-------- Task material

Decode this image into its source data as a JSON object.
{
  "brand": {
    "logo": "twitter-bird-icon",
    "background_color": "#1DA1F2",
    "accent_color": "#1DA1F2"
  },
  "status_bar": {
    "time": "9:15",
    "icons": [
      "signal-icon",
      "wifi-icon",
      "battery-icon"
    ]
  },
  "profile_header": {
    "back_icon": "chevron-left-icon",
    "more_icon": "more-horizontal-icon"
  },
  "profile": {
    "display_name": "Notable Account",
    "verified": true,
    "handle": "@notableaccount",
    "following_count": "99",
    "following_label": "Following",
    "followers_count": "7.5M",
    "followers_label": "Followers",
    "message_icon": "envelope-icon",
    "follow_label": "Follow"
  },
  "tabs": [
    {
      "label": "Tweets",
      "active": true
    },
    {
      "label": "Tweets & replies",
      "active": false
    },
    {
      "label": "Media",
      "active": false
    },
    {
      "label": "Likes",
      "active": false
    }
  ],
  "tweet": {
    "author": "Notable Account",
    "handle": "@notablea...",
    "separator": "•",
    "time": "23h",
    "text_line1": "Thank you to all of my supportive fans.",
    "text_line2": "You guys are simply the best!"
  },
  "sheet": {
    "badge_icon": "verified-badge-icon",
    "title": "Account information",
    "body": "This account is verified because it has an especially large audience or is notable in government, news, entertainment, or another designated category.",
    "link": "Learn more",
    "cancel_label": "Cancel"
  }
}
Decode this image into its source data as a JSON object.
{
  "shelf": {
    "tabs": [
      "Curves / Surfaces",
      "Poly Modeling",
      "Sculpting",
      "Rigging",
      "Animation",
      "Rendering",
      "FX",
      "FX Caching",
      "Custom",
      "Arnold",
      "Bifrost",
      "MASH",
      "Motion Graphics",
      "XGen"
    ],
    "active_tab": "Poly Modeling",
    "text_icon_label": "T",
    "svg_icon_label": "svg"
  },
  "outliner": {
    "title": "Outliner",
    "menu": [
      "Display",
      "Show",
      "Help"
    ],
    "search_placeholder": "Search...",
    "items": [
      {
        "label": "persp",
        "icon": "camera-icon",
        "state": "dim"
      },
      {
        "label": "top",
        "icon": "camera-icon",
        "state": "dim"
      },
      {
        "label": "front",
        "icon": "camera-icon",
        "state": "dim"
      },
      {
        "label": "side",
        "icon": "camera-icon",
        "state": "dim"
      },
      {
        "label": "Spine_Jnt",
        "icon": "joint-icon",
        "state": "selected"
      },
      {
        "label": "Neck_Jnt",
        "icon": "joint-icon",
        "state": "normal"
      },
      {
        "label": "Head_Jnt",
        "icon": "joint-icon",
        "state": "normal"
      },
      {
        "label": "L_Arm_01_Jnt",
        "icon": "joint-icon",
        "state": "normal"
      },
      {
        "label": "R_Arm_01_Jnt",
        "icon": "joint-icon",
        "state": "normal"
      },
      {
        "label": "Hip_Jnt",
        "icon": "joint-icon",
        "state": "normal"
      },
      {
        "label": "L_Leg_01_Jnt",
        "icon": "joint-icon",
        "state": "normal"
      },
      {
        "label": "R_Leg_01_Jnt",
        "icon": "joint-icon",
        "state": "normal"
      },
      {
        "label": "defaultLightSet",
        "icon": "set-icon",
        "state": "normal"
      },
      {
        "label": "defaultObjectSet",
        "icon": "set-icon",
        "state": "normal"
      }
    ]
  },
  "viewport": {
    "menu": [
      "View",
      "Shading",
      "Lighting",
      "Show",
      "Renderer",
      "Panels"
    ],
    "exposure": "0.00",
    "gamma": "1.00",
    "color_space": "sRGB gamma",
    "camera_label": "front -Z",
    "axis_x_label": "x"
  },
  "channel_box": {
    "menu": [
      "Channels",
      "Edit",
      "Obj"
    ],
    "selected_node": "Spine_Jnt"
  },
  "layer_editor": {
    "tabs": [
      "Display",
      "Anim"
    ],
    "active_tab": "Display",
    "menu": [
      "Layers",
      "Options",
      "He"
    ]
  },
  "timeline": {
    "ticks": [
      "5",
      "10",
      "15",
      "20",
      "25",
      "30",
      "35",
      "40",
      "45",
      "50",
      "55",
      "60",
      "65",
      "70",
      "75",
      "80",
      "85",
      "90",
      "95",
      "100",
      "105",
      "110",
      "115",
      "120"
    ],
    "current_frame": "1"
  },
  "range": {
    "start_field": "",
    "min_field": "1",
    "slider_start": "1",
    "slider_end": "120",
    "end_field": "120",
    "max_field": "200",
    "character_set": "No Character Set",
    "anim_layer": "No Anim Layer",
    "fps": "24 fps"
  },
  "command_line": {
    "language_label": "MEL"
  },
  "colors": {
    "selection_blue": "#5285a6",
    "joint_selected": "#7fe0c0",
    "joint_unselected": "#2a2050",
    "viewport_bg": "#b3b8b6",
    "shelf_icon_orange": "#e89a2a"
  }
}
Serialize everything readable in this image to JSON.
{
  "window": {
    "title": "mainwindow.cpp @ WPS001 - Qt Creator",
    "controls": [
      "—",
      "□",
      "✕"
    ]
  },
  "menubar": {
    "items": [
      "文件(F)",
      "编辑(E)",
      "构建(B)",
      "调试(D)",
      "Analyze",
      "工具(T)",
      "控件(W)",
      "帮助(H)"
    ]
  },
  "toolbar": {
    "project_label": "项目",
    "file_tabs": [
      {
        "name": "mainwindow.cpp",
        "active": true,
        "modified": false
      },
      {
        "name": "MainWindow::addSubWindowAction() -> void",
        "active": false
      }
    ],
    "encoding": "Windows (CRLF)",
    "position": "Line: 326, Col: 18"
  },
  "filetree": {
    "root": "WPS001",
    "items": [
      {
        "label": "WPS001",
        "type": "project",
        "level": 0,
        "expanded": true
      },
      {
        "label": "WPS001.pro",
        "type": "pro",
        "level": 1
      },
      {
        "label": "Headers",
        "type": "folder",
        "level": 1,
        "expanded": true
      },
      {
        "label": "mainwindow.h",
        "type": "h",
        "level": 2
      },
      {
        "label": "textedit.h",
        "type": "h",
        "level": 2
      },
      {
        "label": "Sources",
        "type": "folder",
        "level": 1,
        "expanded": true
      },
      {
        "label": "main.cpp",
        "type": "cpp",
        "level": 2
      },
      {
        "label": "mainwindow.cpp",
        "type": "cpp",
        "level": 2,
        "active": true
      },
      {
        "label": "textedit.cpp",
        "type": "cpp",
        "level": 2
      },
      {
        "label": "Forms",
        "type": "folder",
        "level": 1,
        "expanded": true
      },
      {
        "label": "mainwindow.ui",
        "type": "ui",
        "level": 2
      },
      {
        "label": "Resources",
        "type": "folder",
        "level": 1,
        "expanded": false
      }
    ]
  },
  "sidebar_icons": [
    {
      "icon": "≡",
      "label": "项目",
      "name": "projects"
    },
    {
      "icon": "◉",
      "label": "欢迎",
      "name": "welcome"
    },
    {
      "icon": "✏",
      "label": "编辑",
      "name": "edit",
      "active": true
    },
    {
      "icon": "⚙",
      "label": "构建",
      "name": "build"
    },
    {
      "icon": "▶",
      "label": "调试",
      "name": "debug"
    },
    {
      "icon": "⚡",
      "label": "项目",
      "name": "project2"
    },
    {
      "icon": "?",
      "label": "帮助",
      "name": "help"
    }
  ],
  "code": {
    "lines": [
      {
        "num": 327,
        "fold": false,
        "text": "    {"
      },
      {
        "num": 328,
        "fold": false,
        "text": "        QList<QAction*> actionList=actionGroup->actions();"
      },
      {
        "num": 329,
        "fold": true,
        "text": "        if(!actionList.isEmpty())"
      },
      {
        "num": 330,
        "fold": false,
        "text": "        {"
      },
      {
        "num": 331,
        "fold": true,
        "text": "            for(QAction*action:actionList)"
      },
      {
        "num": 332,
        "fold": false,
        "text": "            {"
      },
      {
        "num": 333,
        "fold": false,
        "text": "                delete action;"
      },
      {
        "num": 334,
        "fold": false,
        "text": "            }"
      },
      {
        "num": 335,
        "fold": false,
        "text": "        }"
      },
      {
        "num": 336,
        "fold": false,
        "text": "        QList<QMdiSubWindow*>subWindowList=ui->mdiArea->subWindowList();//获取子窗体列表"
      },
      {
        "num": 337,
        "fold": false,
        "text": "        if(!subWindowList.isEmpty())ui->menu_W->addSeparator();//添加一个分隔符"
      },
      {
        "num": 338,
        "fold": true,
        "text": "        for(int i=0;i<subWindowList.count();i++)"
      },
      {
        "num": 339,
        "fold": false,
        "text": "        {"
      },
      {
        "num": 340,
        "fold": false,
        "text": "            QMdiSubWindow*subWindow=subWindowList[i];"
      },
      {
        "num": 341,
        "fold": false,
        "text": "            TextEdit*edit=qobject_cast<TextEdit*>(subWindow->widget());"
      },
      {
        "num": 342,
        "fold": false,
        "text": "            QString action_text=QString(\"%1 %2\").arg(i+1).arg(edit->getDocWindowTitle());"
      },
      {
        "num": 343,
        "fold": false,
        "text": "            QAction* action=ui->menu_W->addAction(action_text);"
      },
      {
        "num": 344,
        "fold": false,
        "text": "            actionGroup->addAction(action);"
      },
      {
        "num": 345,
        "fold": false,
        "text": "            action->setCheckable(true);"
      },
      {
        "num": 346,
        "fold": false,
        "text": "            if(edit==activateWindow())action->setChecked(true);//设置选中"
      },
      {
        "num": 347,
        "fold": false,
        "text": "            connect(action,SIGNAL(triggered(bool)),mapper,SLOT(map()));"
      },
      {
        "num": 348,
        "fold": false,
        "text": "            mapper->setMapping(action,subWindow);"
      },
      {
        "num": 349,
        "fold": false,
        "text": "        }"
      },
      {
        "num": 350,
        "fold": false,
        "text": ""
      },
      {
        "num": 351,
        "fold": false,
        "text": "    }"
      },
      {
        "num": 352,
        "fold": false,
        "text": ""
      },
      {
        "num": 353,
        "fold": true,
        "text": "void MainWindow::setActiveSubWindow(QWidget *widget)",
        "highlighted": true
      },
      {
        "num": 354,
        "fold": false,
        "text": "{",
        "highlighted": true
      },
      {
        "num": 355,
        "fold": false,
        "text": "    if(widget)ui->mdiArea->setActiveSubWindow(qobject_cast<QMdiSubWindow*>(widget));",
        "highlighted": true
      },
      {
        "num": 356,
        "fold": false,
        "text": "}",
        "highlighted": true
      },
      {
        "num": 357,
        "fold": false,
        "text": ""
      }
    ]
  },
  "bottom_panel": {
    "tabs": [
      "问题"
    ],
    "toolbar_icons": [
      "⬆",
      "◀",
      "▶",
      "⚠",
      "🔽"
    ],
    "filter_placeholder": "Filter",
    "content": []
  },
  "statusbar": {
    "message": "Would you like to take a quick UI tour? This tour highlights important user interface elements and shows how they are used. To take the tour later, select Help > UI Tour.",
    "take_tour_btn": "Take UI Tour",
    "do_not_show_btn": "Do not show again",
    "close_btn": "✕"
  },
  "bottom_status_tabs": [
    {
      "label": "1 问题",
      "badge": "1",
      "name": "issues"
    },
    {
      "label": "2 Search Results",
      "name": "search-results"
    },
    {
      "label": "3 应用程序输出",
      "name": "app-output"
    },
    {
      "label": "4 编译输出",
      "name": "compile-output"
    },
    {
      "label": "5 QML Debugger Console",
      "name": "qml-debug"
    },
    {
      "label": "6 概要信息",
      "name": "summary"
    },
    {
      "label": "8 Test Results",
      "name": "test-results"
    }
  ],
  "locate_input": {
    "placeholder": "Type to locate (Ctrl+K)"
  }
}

----------------

Short problem:
Select, from the listing, all lines that include the word "addAction".

Correct response:
        "text": "            QAction* action=ui->menu_W->addAction(action_text);"
        "text": "            actionGroup->addAction(action);"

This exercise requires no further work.